Stated problem
The entries below should be transcribed in their entirety, exactly as written.

Stored data entries:
***

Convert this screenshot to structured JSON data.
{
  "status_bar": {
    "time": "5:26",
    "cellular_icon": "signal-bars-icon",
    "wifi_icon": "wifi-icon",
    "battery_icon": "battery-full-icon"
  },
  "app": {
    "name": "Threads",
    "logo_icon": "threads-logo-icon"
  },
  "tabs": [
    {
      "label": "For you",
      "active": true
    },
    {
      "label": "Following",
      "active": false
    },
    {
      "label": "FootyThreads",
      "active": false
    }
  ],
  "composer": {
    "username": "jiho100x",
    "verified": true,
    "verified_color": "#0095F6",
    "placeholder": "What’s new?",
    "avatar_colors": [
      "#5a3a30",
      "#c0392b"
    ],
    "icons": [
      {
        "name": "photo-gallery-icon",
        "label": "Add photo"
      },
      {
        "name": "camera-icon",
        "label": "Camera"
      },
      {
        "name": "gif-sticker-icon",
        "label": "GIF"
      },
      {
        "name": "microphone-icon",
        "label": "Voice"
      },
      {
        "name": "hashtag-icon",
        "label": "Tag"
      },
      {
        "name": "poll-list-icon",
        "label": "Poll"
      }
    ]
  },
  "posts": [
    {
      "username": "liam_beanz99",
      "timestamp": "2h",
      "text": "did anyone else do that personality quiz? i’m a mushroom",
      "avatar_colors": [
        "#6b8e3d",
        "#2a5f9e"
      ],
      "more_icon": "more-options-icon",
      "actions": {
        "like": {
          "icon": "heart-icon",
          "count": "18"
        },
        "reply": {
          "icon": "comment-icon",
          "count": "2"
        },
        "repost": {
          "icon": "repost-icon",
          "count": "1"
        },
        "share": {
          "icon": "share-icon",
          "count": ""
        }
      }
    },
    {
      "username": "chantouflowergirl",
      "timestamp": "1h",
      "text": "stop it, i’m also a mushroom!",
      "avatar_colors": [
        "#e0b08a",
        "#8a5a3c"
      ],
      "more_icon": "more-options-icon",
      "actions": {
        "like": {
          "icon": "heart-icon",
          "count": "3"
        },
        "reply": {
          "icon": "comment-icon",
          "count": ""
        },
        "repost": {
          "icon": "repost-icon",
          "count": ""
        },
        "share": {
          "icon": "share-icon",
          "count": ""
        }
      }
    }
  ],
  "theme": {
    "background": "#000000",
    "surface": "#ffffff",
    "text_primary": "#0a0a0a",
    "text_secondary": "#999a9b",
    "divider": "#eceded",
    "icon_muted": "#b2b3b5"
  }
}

***

Worked solution
Convert this screenshot to structured JSON data.
{
  "status_bar": {
    "time": "5:26",
    "cellular_icon": "signal-bars-icon",
    "wifi_icon": "wifi-icon",
    "battery_icon": "battery-full-icon"
  },
  "app": {
    "name": "Threads",
    "logo_icon": "threads-logo-icon"
  },
  "tabs": [
    {
      "label": "For you",
      "active": true
    },
    {
      "label": "Following",
      "active": false
    },
    {
      "label": "FootyThreads",
      "active": false
    }
  ],
  "composer": {
    "username": "jiho100x",
    "verified": true,
    "verified_color": "#0095F6",
    "placeholder": "What’s new?",
    "avatar_colors": [
      "#5a3a30",
      "#c0392b"
    ],
    "icons": [
      {
        "name": "photo-gallery-icon",
        "label": "Add photo"
      },
      {
        "name": "camera-icon",
        "label": "Camera"
      },
      {
        "name": "gif-sticker-icon",
        "label": "GIF"
      },
      {
        "name": "microphone-icon",
        "label": "Voice"
      },
      {
        "name": "hashtag-icon",
        "label": "Tag"
      },
      {
        "name": "poll-list-icon",
        "label": "Poll"
      }
    ]
  },
  "posts": [
    {
      "username": "liam_beanz99",
      "timestamp": "2h",
      "text": "did anyone else do that personality quiz? i’m a mushroom",
      "avatar_colors": [
        "#6b8e3d",
        "#2a5f9e"
      ],
      "more_icon": "more-options-icon",
      "actions": {
        "like": {
          "icon": "heart-icon",
          "count": "18"
        },
        "reply": {
          "icon": "comment-icon",
          "count": "2"
        },
        "repost": {
          "icon": "repost-icon",
          "count": "1"
        },
        "share": {
          "icon": "share-icon",
          "count": ""
        }
      }
    },
    {
      "username": "chantouflowergirl",
      "timestamp": "1h",
      "text": "stop it, i’m also a mushroom!",
      "avatar_colors": [
        "#e0b08a",
        "#8a5a3c"
      ],
      "more_icon": "more-options-icon",
      "actions": {
        "like": {
          "icon": "heart-icon",
          "count": "3"
        },
        "reply": {
          "icon": "comment-icon",
          "count": ""
        },
        "repost": {
          "icon": "repost-icon",
          "count": ""
        },
        "share": {
          "icon": "share-icon",
          "count": ""
        }
      }
    }
  ],
  "theme": {
    "background": "#000000",
    "surface": "#ffffff",
    "text_primary": "#0a0a0a",
    "text_secondary": "#999a9b",
    "divider": "#eceded",
    "icon_muted": "#b2b3b5"
  }
}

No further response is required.